• [Problem]
Type every record exactly as it appears.

##### Input material #####

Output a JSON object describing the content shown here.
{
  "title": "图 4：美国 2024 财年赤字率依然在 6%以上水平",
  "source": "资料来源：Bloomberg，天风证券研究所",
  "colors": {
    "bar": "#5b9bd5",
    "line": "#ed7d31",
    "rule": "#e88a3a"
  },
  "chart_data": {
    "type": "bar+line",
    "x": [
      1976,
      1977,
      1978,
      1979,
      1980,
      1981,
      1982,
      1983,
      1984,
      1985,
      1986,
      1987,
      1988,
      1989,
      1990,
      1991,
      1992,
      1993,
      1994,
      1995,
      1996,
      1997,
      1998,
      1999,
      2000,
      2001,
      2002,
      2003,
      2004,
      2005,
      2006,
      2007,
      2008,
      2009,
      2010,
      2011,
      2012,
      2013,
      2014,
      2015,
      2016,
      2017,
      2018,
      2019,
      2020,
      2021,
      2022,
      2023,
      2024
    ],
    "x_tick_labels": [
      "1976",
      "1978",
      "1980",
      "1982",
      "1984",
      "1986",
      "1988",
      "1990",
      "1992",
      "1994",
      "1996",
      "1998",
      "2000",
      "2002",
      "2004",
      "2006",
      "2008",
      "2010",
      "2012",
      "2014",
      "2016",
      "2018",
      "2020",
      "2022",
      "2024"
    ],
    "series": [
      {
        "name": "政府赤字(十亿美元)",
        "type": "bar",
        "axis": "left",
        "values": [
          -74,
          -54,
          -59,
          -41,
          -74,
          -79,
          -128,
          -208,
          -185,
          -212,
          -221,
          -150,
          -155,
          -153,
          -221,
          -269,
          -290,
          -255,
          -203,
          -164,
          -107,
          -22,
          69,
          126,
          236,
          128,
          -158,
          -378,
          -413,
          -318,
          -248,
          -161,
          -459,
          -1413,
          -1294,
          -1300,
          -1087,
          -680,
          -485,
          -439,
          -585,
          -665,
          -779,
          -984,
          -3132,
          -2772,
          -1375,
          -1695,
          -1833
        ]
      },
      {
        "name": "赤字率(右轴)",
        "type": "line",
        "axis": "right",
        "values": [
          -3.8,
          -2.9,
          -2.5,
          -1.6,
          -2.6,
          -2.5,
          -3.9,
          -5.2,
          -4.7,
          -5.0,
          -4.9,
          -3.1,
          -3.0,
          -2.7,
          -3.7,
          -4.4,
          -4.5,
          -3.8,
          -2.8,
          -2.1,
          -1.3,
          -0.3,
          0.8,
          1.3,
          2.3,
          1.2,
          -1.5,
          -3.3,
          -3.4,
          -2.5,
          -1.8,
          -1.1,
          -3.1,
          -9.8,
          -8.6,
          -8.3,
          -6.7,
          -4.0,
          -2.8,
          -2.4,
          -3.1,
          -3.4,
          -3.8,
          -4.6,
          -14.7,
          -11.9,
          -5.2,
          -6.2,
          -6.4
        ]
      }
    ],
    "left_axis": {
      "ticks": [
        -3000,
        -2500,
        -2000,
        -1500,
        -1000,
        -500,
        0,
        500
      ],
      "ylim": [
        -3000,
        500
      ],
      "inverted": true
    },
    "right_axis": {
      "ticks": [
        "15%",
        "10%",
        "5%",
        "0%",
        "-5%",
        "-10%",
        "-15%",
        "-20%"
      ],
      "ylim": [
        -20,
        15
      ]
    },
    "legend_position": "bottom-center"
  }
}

#####

• [Output of the exercise]
Output a JSON object describing the content shown here.
{
  "title": "图 4：美国 2024 财年赤字率依然在 6%以上水平",
  "source": "资料来源：Bloomberg，天风证券研究所",
  "colors": {
    "bar": "#5b9bd5",
    "line": "#ed7d31",
    "rule": "#e88a3a"
  },
  "chart_data": {
    "type": "bar+line",
    "x": [
      1976,
      1977,
      1978,
      1979,
      1980,
      1981,
      1982,
      1983,
      1984,
      1985,
      1986,
      1987,
      1988,
      1989,
      1990,
      1991,
      1992,
      1993,
      1994,
      1995,
      1996,
      1997,
      1998,
      1999,
      2000,
      2001,
      2002,
      2003,
      2004,
      2005,
      2006,
      2007,
      2008,
      2009,
      2010,
      2011,
      2012,
      2013,
      2014,
      2015,
      2016,
      2017,
      2018,
      2019,
      2020,
      2021,
      2022,
      2023,
      2024
    ],
    "x_tick_labels": [
      "1976",
      "1978",
      "1980",
      "1982",
      "1984",
      "1986",
      "1988",
      "1990",
      "1992",
      "1994",
      "1996",
      "1998",
      "2000",
      "2002",
      "2004",
      "2006",
      "2008",
      "2010",
      "2012",
      "2014",
      "2016",
      "2018",
      "2020",
      "2022",
      "2024"
    ],
    "series": [
      {
        "name": "政府赤字(十亿美元)",
        "type": "bar",
        "axis": "left",
        "values": [
          -74,
          -54,
          -59,
          -41,
          -74,
          -79,
          -128,
          -208,
          -185,
          -212,
          -221,
          -150,
          -155,
          -153,
          -221,
          -269,
          -290,
          -255,
          -203,
          -164,
          -107,
          -22,
          69,
          126,
          236,
          128,
          -158,
          -378,
          -413,
          -318,
          -248,
          -161,
          -459,
          -1413,
          -1294,
          -1300,
          -1087,
          -680,
          -485,
          -439,
          -585,
          -665,
          -779,
          -984,
          -3132,
          -2772,
          -1375,
          -1695,
          -1833
        ]
      },
      {
        "name": "赤字率(右轴)",
        "type": "line",
        "axis": "right",
        "values": [
          -3.8,
          -2.9,
          -2.5,
          -1.6,
          -2.6,
          -2.5,
          -3.9,
          -5.2,
          -4.7,
          -5.0,
          -4.9,
          -3.1,
          -3.0,
          -2.7,
          -3.7,
          -4.4,
          -4.5,
          -3.8,
          -2.8,
          -2.1,
          -1.3,
          -0.3,
          0.8,
          1.3,
          2.3,
          1.2,
          -1.5,
          -3.3,
          -3.4,
          -2.5,
          -1.8,
          -1.1,
          -3.1,
          -9.8,
          -8.6,
          -8.3,
          -6.7,
          -4.0,
          -2.8,
          -2.4,
          -3.1,
          -3.4,
          -3.8,
          -4.6,
          -14.7,
          -11.9,
          -5.2,
          -6.2,
          -6.4
        ]
      }
    ],
    "left_axis": {
      "ticks": [
        -3000,
        -2500,
        -2000,
        -1500,
        -1000,
        -500,
        0,
        500
      ],
      "ylim": [
        -3000,
        500
      ],
      "inverted": true
    },
    "right_axis": {
      "ticks": [
        "15%",
        "10%",
        "5%",
        "0%",
        "-5%",
        "-10%",
        "-15%",
        "-20%"
      ],
      "ylim": [
        -20,
        15
      ]
    },
    "legend_position": "bottom-center"
  }
}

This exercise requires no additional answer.